*Exercise aim*
Output each entry verbatim and exclude every picture from it.

===== Working data =====

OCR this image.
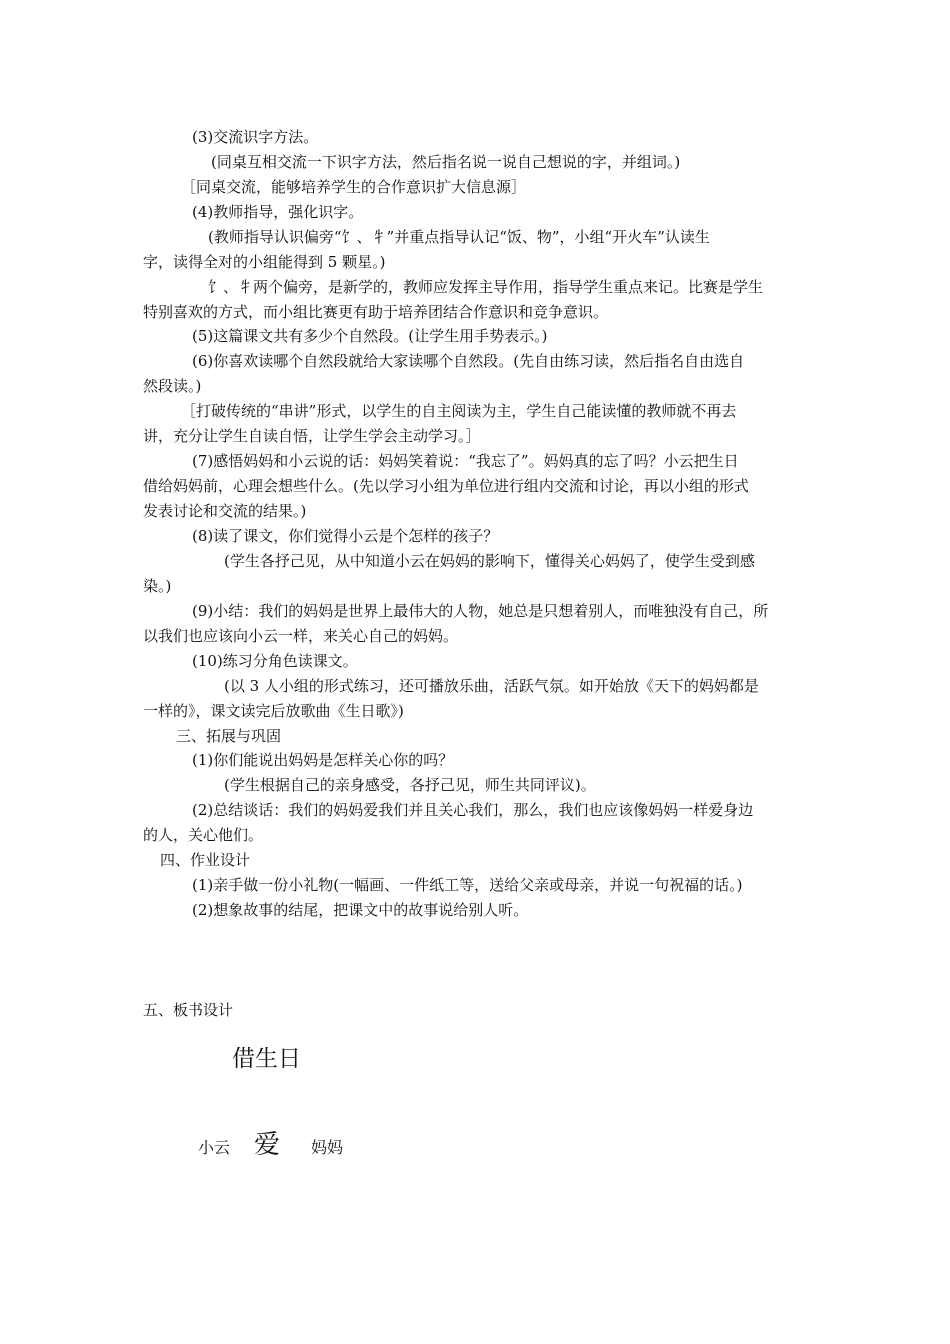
(3)交流识字方法。
(同桌互相交流一下识字方法，然后指名说一说自己想说的字，并组词。)
［同桌交流，能够培养学生的合作意识扩大信息源］
(4)教师指导，强化识字。
(教师指导认识偏旁“饣、牜”并重点指导认记“饭、物”，小组“开火车”认读生
字，读得全对的小组能得到 5 颗星。)
饣、牜两个偏旁，是新学的，教师应发挥主导作用，指导学生重点来记。比赛是学生
特别喜欢的方式，而小组比赛更有助于培养团结合作意识和竞争意识。
(5)这篇课文共有多少个自然段。(让学生用手势表示。)
(6)你喜欢读哪个自然段就给大家读哪个自然段。(先自由练习读，然后指名自由选自
然段读。)
［打破传统的“串讲”形式，以学生的自主阅读为主，学生自己能读懂的教师就不再去
讲，充分让学生自读自悟，让学生学会主动学习。］
(7)感悟妈妈和小云说的话：妈妈笑着说：“我忘了”。妈妈真的忘了吗？小云把生日
借给妈妈前，心理会想些什么。(先以学习小组为单位进行组内交流和讨论，再以小组的形式
发表讨论和交流的结果。)
(8)读了课文，你们觉得小云是个怎样的孩子？
(学生各抒己见，从中知道小云在妈妈的影响下，懂得关心妈妈了，使学生受到感
染。)
(9)小结：我们的妈妈是世界上最伟大的人物，她总是只想着别人，而唯独没有自己，所
以我们也应该向小云一样，来关心自己的妈妈。
(10)练习分角色读课文。
(以 3 人小组的形式练习，还可播放乐曲，活跃气氛。如开始放《天下的妈妈都是
一样的》，课文读完后放歌曲《生日歌》)
三、拓展与巩固
(1)你们能说出妈妈是怎样关心你的吗？
(学生根据自己的亲身感受，各抒己见，师生共同评议)。
(2)总结谈话：我们的妈妈爱我们并且关心我们，那么，我们也应该像妈妈一样爱身边
的人，关心他们。
四、作业设计
(1)亲手做一份小礼物(一幅画、一件纸工等，送给父亲或母亲，并说一句祝福的话。)
(2)想象故事的结尾，把课文中的故事说给别人听。
五、板书设计
借生日
小云 爱 妈妈
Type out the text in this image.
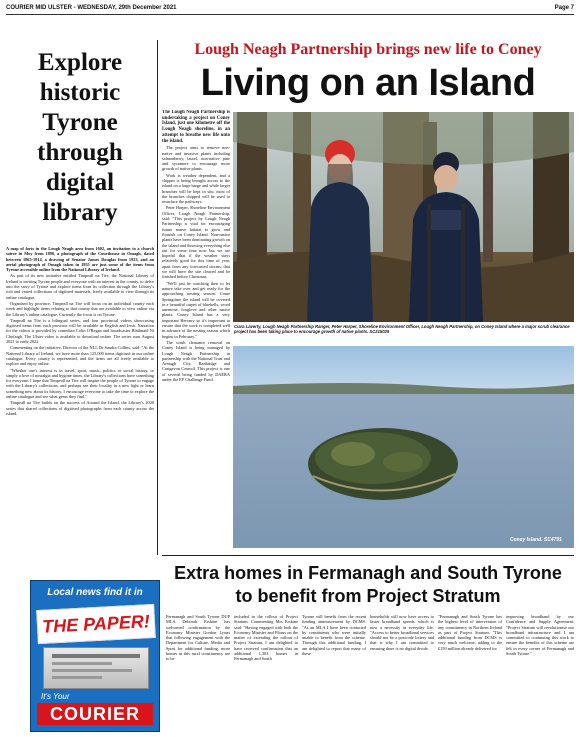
COURIER MID ULSTER - WEDNESDAY, 29th December 2021	Page 7
Explore historic Tyrone through digital library

A map of forts in the Lough Neagh area from 1602, an invitation to a church soiree in Moy from 1890, a photograph of the Courthouse in Omagh, dated between 1865-1914, a drawing of Senator James Douglas from 1923, and an aerial photograph of Omagh taken in 1955 are just some of the items from Tyrone accessible online from the National Library of Ireland.

As part of its new initiative entitled Timpeall na Tíre, the National Library of Ireland is inviting Tyrone people and everyone with an interest in the county, to delve into the story of Tyrone and explore items from its collection through the Library's rich and varied collections of digitised materials, freely available to view through its online catalogue.

Organised by province, Timpeall na Tíre will focus on an individual county each week and highlight items relating to that county that are available to view online via the Library's online catalogue. Currently the focus is on Tyrone.

Timpeall na Tíre is a bilingual series, and four provincial videos showcasing digitised items from each province will be available in English and Irish. Narration for the videos is provided by comedian Colin O'Regan and broadcaster Bláthnaid Ní Chofaigh. The Ulster video is available to download online. The series runs August 2021 to early 2022.

Commenting on the initiative, Director of the NLI, Dr Sandra Collins, said: "At the National Library of Ireland, we have more than 125,000 items digitised in our online catalogue. Every county is represented, and the items are all freely available to explore and enjoy online.

"Whether one's interest is in travel, sport, music, politics or social history, or simply a love of nostalgia and bygone times, the Library's collections have something for everyone. I hope that Timpeall na Tíre will inspire the people of Tyrone to engage with the Library's collections, and perhaps see their locality in a new light or learn something new about its history. I encourage everyone to take the time to explore the online catalogue and see what gems they find."

Timpeall na Tíre builds on the success of Around the Island, the Library's 2020 series that shared collections of digitised photographs from each county across the island.

Local news find it in
THE PAPER!
It's Your
COURIER
Lough Neagh Partnership brings new life to Coney
Living on an Island

The Lough Neagh Partnership is undertaking a project on Coney Island, just one kilometre off the Lough Neagh shoreline, in an attempt to breathe new life onto the island.

The project aims to remove non-native and invasive plants including salmonberry, laurel, non-native pine and sycamore to encourage more growth of native plants.

Work is weather dependent, and a chipper is being brought across to the island on a large barge and while larger branches will be kept in situ, most of the branches chipped will be used to resurface the pathways.

Peter Harper, Shoreline Environment Officer, Lough Neagh Partnership, said: "This project by Lough Neagh Partnership is vital for encouraging future native habitat to grow and flourish on Coney Island. Non-native plants have been dominating growth on the island and throwing everything else out for some time now but we are hopeful that if the weather stays relatively good for this time of year, apart from any forecasted storms, that we will have the site cleared and be finished before Christmas.

"We'll just be watching then to let nature take over and get ready for the approaching nesting season. Come Springtime the island will be covered in a beautiful carpet of bluebells, wood anemone, foxglove and other native plants. Coney Island has a very important Heronry so it's important to ensure that the work is completed well in advance of the nesting season which begins in February."

The scrub clearance removal on Coney Island is being managed by Lough Neagh Partnership in partnership with the National Trust and Armagh City, Banbridge and Craigavon Council. This project is one of several being funded by DAERA under the EF Challenge Fund.

Ciara Laverty, Lough Neagh Partnership Ranger, Peter Harper, Shoreline Environment Officer, Lough Neagh Partnership, on Coney Island where a major scrub clearance project has been taking place to encourage growth of native plants. SC215029
Coney Island. SC4791
Extra homes in Fermanagh and South Tyrone to benefit from Project Stratum
Fermanagh and South Tyrone DUP MLA Deborah Erskine has welcomed confirmation by the Economy Minister Gordon Lyons that following engagement with the Department for Culture, Media and Sport for additional funding, more homes in this rural constituency are to be
included in the rollout of Project Stratum. Commenting Mrs Erskine said: "Having engaged with both the Economy Minister and Fibrus on the matter of extending the rollout of Project Stratum, I am delighted to have received confirmation that an additional 1,303 homes in Fermanagh and South
Tyrone will benefit from the recent funding announcement by DCMS. "As an MLA I have been contacted by constituents who were initially unable to benefit from the scheme. Through this additional funding, I am delighted to report that many of these
households will now have access to faster broadband speeds, which is now a necessity in everyday life. "Access to better broadband services should not be a postcode lottery and that is why I am committed to ensuring there is no digital divide.
"Fermanagh and South Tyrone has the highest level of intervention of any constituency in Northern Ireland as part of Project Stratum. "This additional funding from DCMS is very much welcome, adding to the £150 million already delivered for
improving broadband by our Confidence and Supply Agreement. "Project Stratum will revolutionise our broadband infrastructure and I am committed to continuing this work to ensure the benefits of this scheme are felt in every corner of Fermanagh and South Tyrone."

=====

*Result below*
OCR this image.
(3)交流识字方法。
(同桌互相交流一下识字方法，然后指名说一说自己想说的字，并组词。)
［同桌交流，能够培养学生的合作意识扩大信息源］
(4)教师指导，强化识字。
(教师指导认识偏旁“饣、牜”并重点指导认记“饭、物”，小组“开火车”认读生
字，读得全对的小组能得到 5 颗星。)
饣、牜两个偏旁，是新学的，教师应发挥主导作用，指导学生重点来记。比赛是学生
特别喜欢的方式，而小组比赛更有助于培养团结合作意识和竞争意识。
(5)这篇课文共有多少个自然段。(让学生用手势表示。)
(6)你喜欢读哪个自然段就给大家读哪个自然段。(先自由练习读，然后指名自由选自
然段读。)
［打破传统的“串讲”形式，以学生的自主阅读为主，学生自己能读懂的教师就不再去
讲，充分让学生自读自悟，让学生学会主动学习。］
(7)感悟妈妈和小云说的话：妈妈笑着说：“我忘了”。妈妈真的忘了吗？小云把生日
借给妈妈前，心理会想些什么。(先以学习小组为单位进行组内交流和讨论，再以小组的形式
发表讨论和交流的结果。)
(8)读了课文，你们觉得小云是个怎样的孩子？
(学生各抒己见，从中知道小云在妈妈的影响下，懂得关心妈妈了，使学生受到感
染。)
(9)小结：我们的妈妈是世界上最伟大的人物，她总是只想着别人，而唯独没有自己，所
以我们也应该向小云一样，来关心自己的妈妈。
(10)练习分角色读课文。
(以 3 人小组的形式练习，还可播放乐曲，活跃气氛。如开始放《天下的妈妈都是
一样的》，课文读完后放歌曲《生日歌》)
三、拓展与巩固
(1)你们能说出妈妈是怎样关心你的吗？
(学生根据自己的亲身感受，各抒己见，师生共同评议)。
(2)总结谈话：我们的妈妈爱我们并且关心我们，那么，我们也应该像妈妈一样爱身边
的人，关心他们。
四、作业设计
(1)亲手做一份小礼物(一幅画、一件纸工等，送给父亲或母亲，并说一句祝福的话。)
(2)想象故事的结尾，把课文中的故事说给别人听。
五、板书设计
借生日
小云 爱 妈妈
Type out the text in this image.
COURIER MID ULSTER - WEDNESDAY, 29th December 2021	Page 7
Explore historic Tyrone through digital library

A map of forts in the Lough Neagh area from 1602, an invitation to a church soiree in Moy from 1890, a photograph of the Courthouse in Omagh, dated between 1865-1914, a drawing of Senator James Douglas from 1923, and an aerial photograph of Omagh taken in 1955 are just some of the items from Tyrone accessible online from the National Library of Ireland.

As part of its new initiative entitled Timpeall na Tíre, the National Library of Ireland is inviting Tyrone people and everyone with an interest in the county, to delve into the story of Tyrone and explore items from its collection through the Library's rich and varied collections of digitised materials, freely available to view through its online catalogue.

Organised by province, Timpeall na Tíre will focus on an individual county each week and highlight items relating to that county that are available to view online via the Library's online catalogue. Currently the focus is on Tyrone.

Timpeall na Tíre is a bilingual series, and four provincial videos showcasing digitised items from each province will be available in English and Irish. Narration for the videos is provided by comedian Colin O'Regan and broadcaster Bláthnaid Ní Chofaigh. The Ulster video is available to download online. The series runs August 2021 to early 2022.

Commenting on the initiative, Director of the NLI, Dr Sandra Collins, said: "At the National Library of Ireland, we have more than 125,000 items digitised in our online catalogue. Every county is represented, and the items are all freely available to explore and enjoy online.

"Whether one's interest is in travel, sport, music, politics or social history, or simply a love of nostalgia and bygone times, the Library's collections have something for everyone. I hope that Timpeall na Tíre will inspire the people of Tyrone to engage with the Library's collections, and perhaps see their locality in a new light or learn something new about its history. I encourage everyone to take the time to explore the online catalogue and see what gems they find."

Timpeall na Tíre builds on the success of Around the Island, the Library's 2020 series that shared collections of digitised photographs from each county across the island.

Local news find it in
THE PAPER!
It's Your
COURIER
Lough Neagh Partnership brings new life to Coney
Living on an Island

The Lough Neagh Partnership is undertaking a project on Coney Island, just one kilometre off the Lough Neagh shoreline, in an attempt to breathe new life onto the island.

The project aims to remove non-native and invasive plants including salmonberry, laurel, non-native pine and sycamore to encourage more growth of native plants.

Work is weather dependent, and a chipper is being brought across to the island on a large barge and while larger branches will be kept in situ, most of the branches chipped will be used to resurface the pathways.

Peter Harper, Shoreline Environment Officer, Lough Neagh Partnership, said: "This project by Lough Neagh Partnership is vital for encouraging future native habitat to grow and flourish on Coney Island. Non-native plants have been dominating growth on the island and throwing everything else out for some time now but we are hopeful that if the weather stays relatively good for this time of year, apart from any forecasted storms, that we will have the site cleared and be finished before Christmas.

"We'll just be watching then to let nature take over and get ready for the approaching nesting season. Come Springtime the island will be covered in a beautiful carpet of bluebells, wood anemone, foxglove and other native plants. Coney Island has a very important Heronry so it's important to ensure that the work is completed well in advance of the nesting season which begins in February."

The scrub clearance removal on Coney Island is being managed by Lough Neagh Partnership in partnership with the National Trust and Armagh City, Banbridge and Craigavon Council. This project is one of several being funded by DAERA under the EF Challenge Fund.

Ciara Laverty, Lough Neagh Partnership Ranger, Peter Harper, Shoreline Environment Officer, Lough Neagh Partnership, on Coney Island where a major scrub clearance project has been taking place to encourage growth of native plants. SC215029
Coney Island. SC4791
Extra homes in Fermanagh and South Tyrone to benefit from Project Stratum
Fermanagh and South Tyrone DUP MLA Deborah Erskine has welcomed confirmation by the Economy Minister Gordon Lyons that following engagement with the Department for Culture, Media and Sport for additional funding, more homes in this rural constituency are to be
included in the rollout of Project Stratum. Commenting Mrs Erskine said: "Having engaged with both the Economy Minister and Fibrus on the matter of extending the rollout of Project Stratum, I am delighted to have received confirmation that an additional 1,303 homes in Fermanagh and South
Tyrone will benefit from the recent funding announcement by DCMS. "As an MLA I have been contacted by constituents who were initially unable to benefit from the scheme. Through this additional funding, I am delighted to report that many of these
households will now have access to faster broadband speeds, which is now a necessity in everyday life. "Access to better broadband services should not be a postcode lottery and that is why I am committed to ensuring there is no digital divide.
"Fermanagh and South Tyrone has the highest level of intervention of any constituency in Northern Ireland as part of Project Stratum. "This additional funding from DCMS is very much welcome, adding to the £150 million already delivered for
improving broadband by our Confidence and Supply Agreement. "Project Stratum will revolutionise our broadband infrastructure and I am committed to continuing this work to ensure the benefits of this scheme are felt in every corner of Fermanagh and South Tyrone."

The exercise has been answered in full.